▶ Given instruction
Output the records exactly. Include every line.

▶ Dataset content
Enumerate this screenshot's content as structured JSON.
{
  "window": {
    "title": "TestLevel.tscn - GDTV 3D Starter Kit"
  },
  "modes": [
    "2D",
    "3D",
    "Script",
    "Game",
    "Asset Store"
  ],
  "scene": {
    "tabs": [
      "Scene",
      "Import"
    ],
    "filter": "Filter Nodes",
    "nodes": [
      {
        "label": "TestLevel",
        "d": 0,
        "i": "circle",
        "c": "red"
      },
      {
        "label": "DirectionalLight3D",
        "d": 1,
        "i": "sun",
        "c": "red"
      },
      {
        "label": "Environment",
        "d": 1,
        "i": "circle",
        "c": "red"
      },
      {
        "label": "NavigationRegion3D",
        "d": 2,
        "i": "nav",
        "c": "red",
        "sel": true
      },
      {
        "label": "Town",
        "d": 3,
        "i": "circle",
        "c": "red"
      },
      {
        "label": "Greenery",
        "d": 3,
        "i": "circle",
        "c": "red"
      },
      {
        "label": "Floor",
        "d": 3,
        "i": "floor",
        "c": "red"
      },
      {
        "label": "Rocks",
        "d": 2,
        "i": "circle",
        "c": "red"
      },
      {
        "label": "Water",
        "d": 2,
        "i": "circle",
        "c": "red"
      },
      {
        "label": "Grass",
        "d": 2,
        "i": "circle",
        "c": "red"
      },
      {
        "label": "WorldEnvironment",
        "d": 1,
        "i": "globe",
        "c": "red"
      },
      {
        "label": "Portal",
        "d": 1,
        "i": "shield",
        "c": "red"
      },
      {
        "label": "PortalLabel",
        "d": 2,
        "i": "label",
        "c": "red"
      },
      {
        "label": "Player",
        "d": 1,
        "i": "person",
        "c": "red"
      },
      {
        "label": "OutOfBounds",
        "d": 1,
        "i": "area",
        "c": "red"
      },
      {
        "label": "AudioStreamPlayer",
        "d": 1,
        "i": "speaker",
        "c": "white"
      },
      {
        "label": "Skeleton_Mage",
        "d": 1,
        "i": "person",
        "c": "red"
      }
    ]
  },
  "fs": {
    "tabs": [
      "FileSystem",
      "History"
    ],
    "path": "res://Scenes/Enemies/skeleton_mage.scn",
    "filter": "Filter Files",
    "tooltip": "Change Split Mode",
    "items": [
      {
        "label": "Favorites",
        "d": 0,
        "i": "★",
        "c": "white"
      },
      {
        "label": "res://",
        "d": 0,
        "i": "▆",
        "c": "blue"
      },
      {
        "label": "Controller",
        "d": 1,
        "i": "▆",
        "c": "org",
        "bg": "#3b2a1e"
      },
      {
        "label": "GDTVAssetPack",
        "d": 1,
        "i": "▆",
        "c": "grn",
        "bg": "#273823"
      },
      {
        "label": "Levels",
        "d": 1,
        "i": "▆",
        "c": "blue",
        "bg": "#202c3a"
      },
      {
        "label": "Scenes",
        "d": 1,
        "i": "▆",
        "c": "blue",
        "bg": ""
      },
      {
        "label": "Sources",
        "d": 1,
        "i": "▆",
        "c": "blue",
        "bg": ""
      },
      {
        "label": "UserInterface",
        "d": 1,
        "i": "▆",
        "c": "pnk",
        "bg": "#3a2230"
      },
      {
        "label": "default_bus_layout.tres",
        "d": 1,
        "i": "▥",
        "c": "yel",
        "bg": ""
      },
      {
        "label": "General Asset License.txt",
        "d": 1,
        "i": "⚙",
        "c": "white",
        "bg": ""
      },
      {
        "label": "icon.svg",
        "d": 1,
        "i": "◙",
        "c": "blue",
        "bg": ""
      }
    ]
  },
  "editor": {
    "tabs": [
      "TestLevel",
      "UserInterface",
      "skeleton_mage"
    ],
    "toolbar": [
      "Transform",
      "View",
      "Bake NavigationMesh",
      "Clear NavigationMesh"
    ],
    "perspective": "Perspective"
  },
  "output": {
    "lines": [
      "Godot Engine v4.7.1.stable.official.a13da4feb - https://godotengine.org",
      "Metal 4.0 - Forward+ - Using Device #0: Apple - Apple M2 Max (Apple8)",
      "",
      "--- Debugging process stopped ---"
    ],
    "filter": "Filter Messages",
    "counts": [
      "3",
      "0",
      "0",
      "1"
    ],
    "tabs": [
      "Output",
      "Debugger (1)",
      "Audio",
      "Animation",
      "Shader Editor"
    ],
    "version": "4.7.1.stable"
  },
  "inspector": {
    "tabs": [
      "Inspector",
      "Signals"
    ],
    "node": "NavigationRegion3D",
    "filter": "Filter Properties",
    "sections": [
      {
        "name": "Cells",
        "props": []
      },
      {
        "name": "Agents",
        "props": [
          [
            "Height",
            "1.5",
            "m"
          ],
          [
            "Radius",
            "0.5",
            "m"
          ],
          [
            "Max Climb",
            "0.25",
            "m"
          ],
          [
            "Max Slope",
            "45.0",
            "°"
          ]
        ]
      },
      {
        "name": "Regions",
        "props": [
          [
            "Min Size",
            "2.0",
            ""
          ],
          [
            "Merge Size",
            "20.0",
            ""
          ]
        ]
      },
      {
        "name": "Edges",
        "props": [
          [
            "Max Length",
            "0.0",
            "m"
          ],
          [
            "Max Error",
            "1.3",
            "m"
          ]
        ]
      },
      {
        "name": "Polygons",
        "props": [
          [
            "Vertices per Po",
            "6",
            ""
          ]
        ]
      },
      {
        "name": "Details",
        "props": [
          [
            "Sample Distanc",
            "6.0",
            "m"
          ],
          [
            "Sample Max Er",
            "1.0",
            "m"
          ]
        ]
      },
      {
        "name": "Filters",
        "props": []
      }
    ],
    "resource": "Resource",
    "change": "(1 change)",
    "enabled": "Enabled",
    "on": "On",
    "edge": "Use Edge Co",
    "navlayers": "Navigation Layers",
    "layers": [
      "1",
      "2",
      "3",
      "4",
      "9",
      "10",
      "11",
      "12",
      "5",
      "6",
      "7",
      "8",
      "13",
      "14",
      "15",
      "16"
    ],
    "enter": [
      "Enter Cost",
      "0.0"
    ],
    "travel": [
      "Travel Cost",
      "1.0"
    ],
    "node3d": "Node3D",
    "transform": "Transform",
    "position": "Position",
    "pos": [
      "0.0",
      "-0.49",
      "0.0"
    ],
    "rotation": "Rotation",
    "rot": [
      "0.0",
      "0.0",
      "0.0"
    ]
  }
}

▶ Result
Enumerate this screenshot's content as structured JSON.
{
  "window": {
    "title": "TestLevel.tscn - GDTV 3D Starter Kit"
  },
  "modes": [
    "2D",
    "3D",
    "Script",
    "Game",
    "Asset Store"
  ],
  "scene": {
    "tabs": [
      "Scene",
      "Import"
    ],
    "filter": "Filter Nodes",
    "nodes": [
      {
        "label": "TestLevel",
        "d": 0,
        "i": "circle",
        "c": "red"
      },
      {
        "label": "DirectionalLight3D",
        "d": 1,
        "i": "sun",
        "c": "red"
      },
      {
        "label": "Environment",
        "d": 1,
        "i": "circle",
        "c": "red"
      },
      {
        "label": "NavigationRegion3D",
        "d": 2,
        "i": "nav",
        "c": "red",
        "sel": true
      },
      {
        "label": "Town",
        "d": 3,
        "i": "circle",
        "c": "red"
      },
      {
        "label": "Greenery",
        "d": 3,
        "i": "circle",
        "c": "red"
      },
      {
        "label": "Floor",
        "d": 3,
        "i": "floor",
        "c": "red"
      },
      {
        "label": "Rocks",
        "d": 2,
        "i": "circle",
        "c": "red"
      },
      {
        "label": "Water",
        "d": 2,
        "i": "circle",
        "c": "red"
      },
      {
        "label": "Grass",
        "d": 2,
        "i": "circle",
        "c": "red"
      },
      {
        "label": "WorldEnvironment",
        "d": 1,
        "i": "globe",
        "c": "red"
      },
      {
        "label": "Portal",
        "d": 1,
        "i": "shield",
        "c": "red"
      },
      {
        "label": "PortalLabel",
        "d": 2,
        "i": "label",
        "c": "red"
      },
      {
        "label": "Player",
        "d": 1,
        "i": "person",
        "c": "red"
      },
      {
        "label": "OutOfBounds",
        "d": 1,
        "i": "area",
        "c": "red"
      },
      {
        "label": "AudioStreamPlayer",
        "d": 1,
        "i": "speaker",
        "c": "white"
      },
      {
        "label": "Skeleton_Mage",
        "d": 1,
        "i": "person",
        "c": "red"
      }
    ]
  },
  "fs": {
    "tabs": [
      "FileSystem",
      "History"
    ],
    "path": "res://Scenes/Enemies/skeleton_mage.scn",
    "filter": "Filter Files",
    "tooltip": "Change Split Mode",
    "items": [
      {
        "label": "Favorites",
        "d": 0,
        "i": "★",
        "c": "white"
      },
      {
        "label": "res://",
        "d": 0,
        "i": "▆",
        "c": "blue"
      },
      {
        "label": "Controller",
        "d": 1,
        "i": "▆",
        "c": "org",
        "bg": "#3b2a1e"
      },
      {
        "label": "GDTVAssetPack",
        "d": 1,
        "i": "▆",
        "c": "grn",
        "bg": "#273823"
      },
      {
        "label": "Levels",
        "d": 1,
        "i": "▆",
        "c": "blue",
        "bg": "#202c3a"
      },
      {
        "label": "Scenes",
        "d": 1,
        "i": "▆",
        "c": "blue",
        "bg": ""
      },
      {
        "label": "Sources",
        "d": 1,
        "i": "▆",
        "c": "blue",
        "bg": ""
      },
      {
        "label": "UserInterface",
        "d": 1,
        "i": "▆",
        "c": "pnk",
        "bg": "#3a2230"
      },
      {
        "label": "default_bus_layout.tres",
        "d": 1,
        "i": "▥",
        "c": "yel",
        "bg": ""
      },
      {
        "label": "General Asset License.txt",
        "d": 1,
        "i": "⚙",
        "c": "white",
        "bg": ""
      },
      {
        "label": "icon.svg",
        "d": 1,
        "i": "◙",
        "c": "blue",
        "bg": ""
      }
    ]
  },
  "editor": {
    "tabs": [
      "TestLevel",
      "UserInterface",
      "skeleton_mage"
    ],
    "toolbar": [
      "Transform",
      "View",
      "Bake NavigationMesh",
      "Clear NavigationMesh"
    ],
    "perspective": "Perspective"
  },
  "output": {
    "lines": [
      "Godot Engine v4.7.1.stable.official.a13da4feb - https://godotengine.org",
      "Metal 4.0 - Forward+ - Using Device #0: Apple - Apple M2 Max (Apple8)",
      "",
      "--- Debugging process stopped ---"
    ],
    "filter": "Filter Messages",
    "counts": [
      "3",
      "0",
      "0",
      "1"
    ],
    "tabs": [
      "Output",
      "Debugger (1)",
      "Audio",
      "Animation",
      "Shader Editor"
    ],
    "version": "4.7.1.stable"
  },
  "inspector": {
    "tabs": [
      "Inspector",
      "Signals"
    ],
    "node": "NavigationRegion3D",
    "filter": "Filter Properties",
    "sections": [
      {
        "name": "Cells",
        "props": []
      },
      {
        "name": "Agents",
        "props": [
          [
            "Height",
            "1.5",
            "m"
          ],
          [
            "Radius",
            "0.5",
            "m"
          ],
          [
            "Max Climb",
            "0.25",
            "m"
          ],
          [
            "Max Slope",
            "45.0",
            "°"
          ]
        ]
      },
      {
        "name": "Regions",
        "props": [
          [
            "Min Size",
            "2.0",
            ""
          ],
          [
            "Merge Size",
            "20.0",
            ""
          ]
        ]
      },
      {
        "name": "Edges",
        "props": [
          [
            "Max Length",
            "0.0",
            "m"
          ],
          [
            "Max Error",
            "1.3",
            "m"
          ]
        ]
      },
      {
        "name": "Polygons",
        "props": [
          [
            "Vertices per Po",
            "6",
            ""
          ]
        ]
      },
      {
        "name": "Details",
        "props": [
          [
            "Sample Distanc",
            "6.0",
            "m"
          ],
          [
            "Sample Max Er",
            "1.0",
            "m"
          ]
        ]
      },
      {
        "name": "Filters",
        "props": []
      }
    ],
    "resource": "Resource",
    "change": "(1 change)",
    "enabled": "Enabled",
    "on": "On",
    "edge": "Use Edge Co",
    "navlayers": "Navigation Layers",
    "layers": [
      "1",
      "2",
      "3",
      "4",
      "9",
      "10",
      "11",
      "12",
      "5",
      "6",
      "7",
      "8",
      "13",
      "14",
      "15",
      "16"
    ],
    "enter": [
      "Enter Cost",
      "0.0"
    ],
    "travel": [
      "Travel Cost",
      "1.0"
    ],
    "node3d": "Node3D",
    "transform": "Transform",
    "position": "Position",
    "pos": [
      "0.0",
      "-0.49",
      "0.0"
    ],
    "rotation": "Rotation",
    "rot": [
      "0.0",
      "0.0",
      "0.0"
    ]
  }
}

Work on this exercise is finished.